### [Entries supplied]
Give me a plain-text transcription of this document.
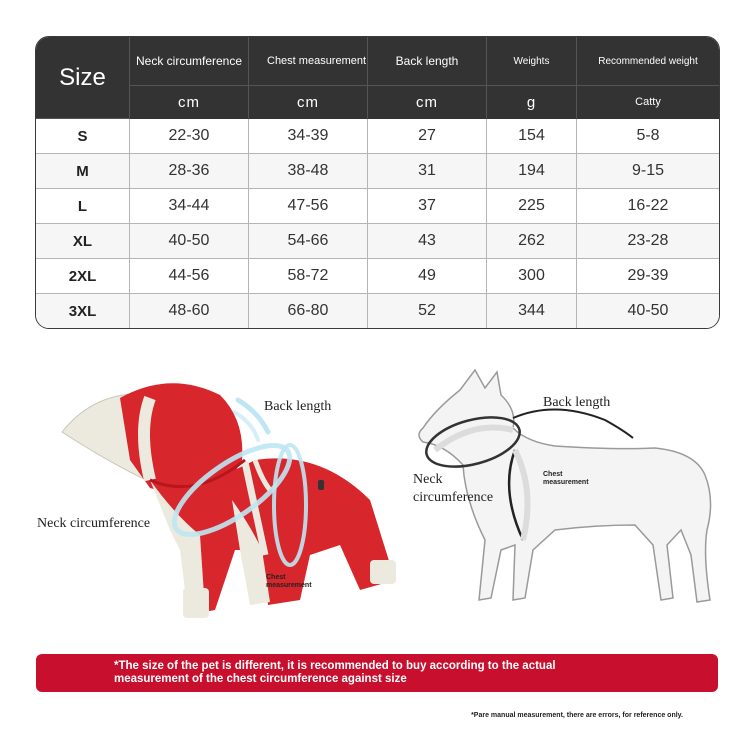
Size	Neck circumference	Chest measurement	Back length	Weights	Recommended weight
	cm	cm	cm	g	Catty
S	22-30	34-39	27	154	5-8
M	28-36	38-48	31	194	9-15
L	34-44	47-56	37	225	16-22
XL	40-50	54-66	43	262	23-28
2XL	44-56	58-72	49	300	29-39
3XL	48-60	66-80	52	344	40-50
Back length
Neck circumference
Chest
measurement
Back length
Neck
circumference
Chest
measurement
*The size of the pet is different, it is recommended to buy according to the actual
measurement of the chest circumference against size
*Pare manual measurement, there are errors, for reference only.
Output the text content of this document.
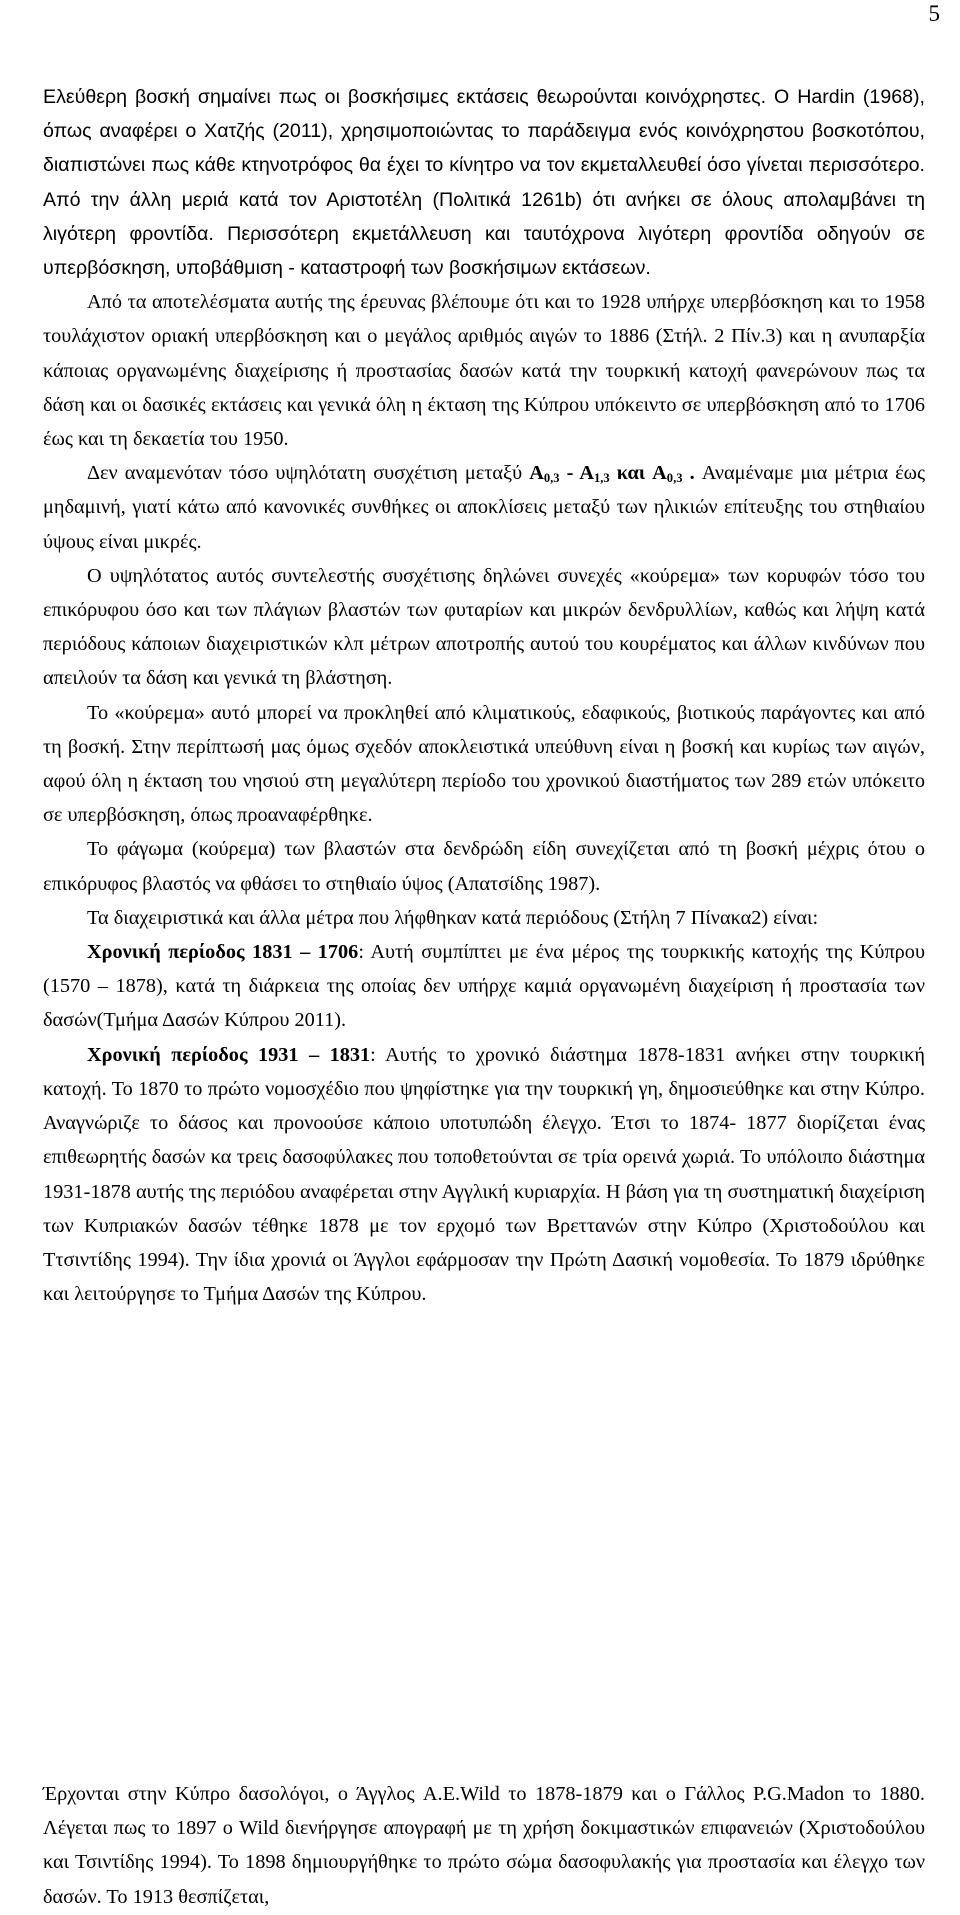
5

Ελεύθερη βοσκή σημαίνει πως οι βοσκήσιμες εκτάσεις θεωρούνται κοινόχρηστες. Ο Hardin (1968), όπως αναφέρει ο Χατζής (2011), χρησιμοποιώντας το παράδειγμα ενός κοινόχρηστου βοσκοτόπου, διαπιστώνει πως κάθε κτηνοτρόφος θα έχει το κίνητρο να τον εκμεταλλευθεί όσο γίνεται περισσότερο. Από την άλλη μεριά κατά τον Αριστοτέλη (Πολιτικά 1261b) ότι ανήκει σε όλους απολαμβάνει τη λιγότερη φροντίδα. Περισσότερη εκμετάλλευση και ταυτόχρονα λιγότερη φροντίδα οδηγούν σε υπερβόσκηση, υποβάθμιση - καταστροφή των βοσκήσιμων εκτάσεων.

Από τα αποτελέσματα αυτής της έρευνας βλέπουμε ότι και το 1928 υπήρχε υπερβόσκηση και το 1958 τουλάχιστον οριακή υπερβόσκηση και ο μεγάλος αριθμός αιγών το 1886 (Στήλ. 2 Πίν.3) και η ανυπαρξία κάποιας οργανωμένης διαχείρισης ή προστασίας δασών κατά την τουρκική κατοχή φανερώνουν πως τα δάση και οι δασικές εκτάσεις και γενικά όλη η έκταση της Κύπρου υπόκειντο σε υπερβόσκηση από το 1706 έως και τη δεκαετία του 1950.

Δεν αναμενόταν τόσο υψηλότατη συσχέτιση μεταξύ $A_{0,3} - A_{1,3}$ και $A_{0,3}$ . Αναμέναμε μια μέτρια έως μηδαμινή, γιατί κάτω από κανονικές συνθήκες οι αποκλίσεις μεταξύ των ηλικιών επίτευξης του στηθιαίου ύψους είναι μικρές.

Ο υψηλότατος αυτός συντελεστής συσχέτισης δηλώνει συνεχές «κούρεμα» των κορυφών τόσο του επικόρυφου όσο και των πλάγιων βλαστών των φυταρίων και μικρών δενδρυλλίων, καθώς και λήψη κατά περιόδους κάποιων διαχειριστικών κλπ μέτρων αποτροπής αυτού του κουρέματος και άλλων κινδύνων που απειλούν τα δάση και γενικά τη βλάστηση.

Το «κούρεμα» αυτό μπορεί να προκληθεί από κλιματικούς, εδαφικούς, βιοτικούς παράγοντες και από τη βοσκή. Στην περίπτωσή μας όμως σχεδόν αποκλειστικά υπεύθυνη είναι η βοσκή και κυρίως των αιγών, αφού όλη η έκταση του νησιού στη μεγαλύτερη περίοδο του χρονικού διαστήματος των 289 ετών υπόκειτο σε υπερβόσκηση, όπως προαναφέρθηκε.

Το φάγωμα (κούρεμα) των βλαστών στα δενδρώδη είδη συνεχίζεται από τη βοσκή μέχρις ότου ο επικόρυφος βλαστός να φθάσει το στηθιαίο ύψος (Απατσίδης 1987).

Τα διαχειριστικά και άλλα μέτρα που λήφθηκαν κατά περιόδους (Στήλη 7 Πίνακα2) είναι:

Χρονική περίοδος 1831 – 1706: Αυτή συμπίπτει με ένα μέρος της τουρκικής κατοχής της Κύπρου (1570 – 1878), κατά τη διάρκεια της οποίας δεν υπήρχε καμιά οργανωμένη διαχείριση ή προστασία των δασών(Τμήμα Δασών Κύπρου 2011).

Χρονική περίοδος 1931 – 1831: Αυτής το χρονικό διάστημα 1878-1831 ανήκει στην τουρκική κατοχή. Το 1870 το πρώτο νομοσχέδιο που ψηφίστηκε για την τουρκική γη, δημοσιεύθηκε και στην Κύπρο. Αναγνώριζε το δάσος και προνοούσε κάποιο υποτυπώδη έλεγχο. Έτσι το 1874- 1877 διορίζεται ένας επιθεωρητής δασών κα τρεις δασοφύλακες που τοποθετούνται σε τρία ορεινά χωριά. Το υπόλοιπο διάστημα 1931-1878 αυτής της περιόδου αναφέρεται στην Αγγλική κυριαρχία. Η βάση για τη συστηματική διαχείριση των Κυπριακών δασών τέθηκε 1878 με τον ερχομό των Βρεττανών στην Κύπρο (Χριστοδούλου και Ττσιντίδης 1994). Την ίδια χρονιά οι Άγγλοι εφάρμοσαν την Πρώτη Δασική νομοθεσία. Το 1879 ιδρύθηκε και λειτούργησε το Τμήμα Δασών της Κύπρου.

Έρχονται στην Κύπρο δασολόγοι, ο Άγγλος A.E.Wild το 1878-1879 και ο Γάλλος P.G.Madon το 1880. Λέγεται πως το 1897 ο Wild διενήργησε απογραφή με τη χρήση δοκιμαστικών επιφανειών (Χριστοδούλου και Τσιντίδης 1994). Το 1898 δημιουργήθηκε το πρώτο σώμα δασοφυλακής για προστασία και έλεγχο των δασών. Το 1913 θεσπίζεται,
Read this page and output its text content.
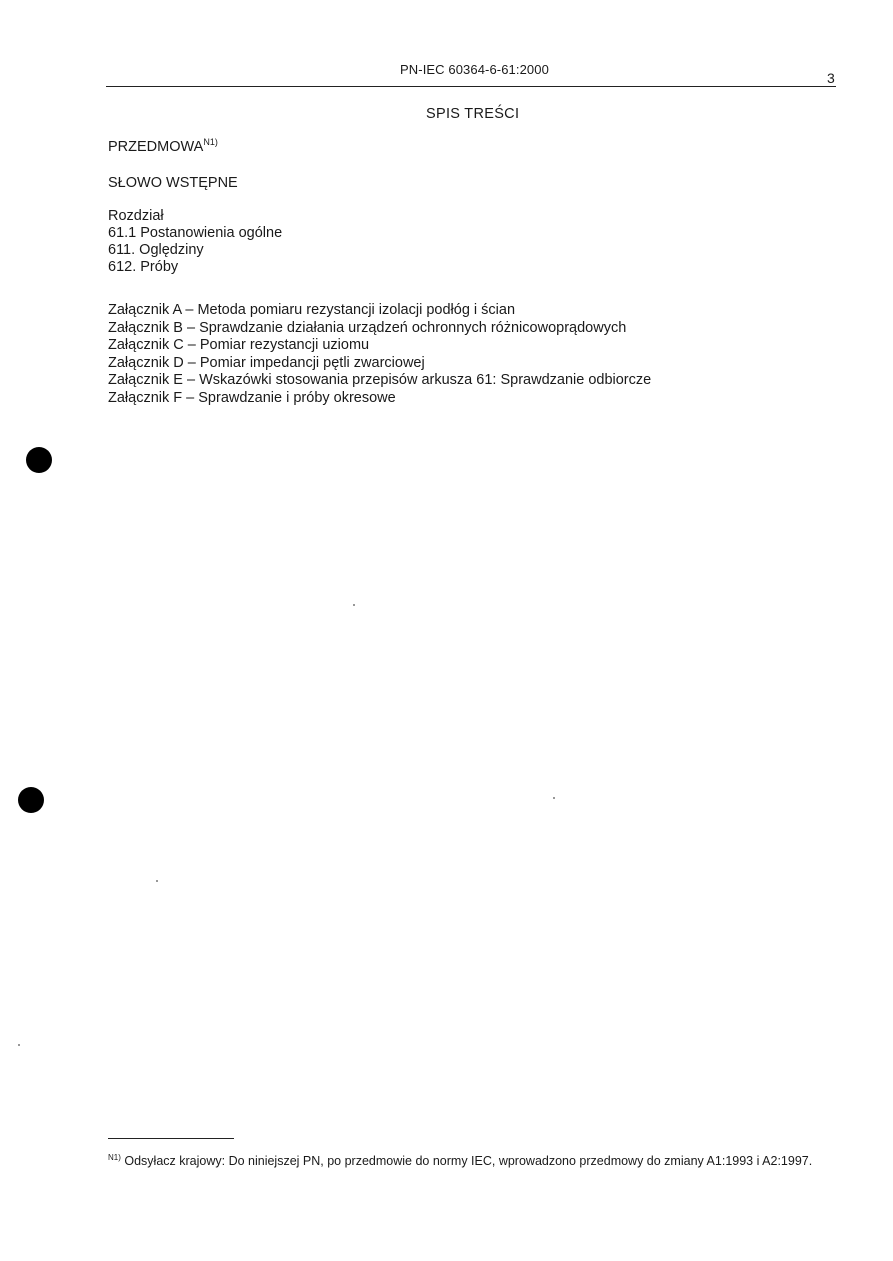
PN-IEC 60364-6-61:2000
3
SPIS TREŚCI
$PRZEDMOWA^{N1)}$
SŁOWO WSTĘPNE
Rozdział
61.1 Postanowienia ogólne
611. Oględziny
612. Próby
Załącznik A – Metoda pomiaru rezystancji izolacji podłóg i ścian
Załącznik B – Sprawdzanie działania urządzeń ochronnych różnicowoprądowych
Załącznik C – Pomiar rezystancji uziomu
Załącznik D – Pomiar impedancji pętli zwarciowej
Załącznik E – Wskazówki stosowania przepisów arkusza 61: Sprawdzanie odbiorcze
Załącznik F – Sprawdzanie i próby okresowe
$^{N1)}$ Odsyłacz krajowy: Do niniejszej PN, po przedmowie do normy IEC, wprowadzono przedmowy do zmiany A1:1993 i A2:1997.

### [Stated goal]
Looking at the data above, how many lines hold the word "Sprawdzanie"? Respond with the number alone.

### [Task output]
3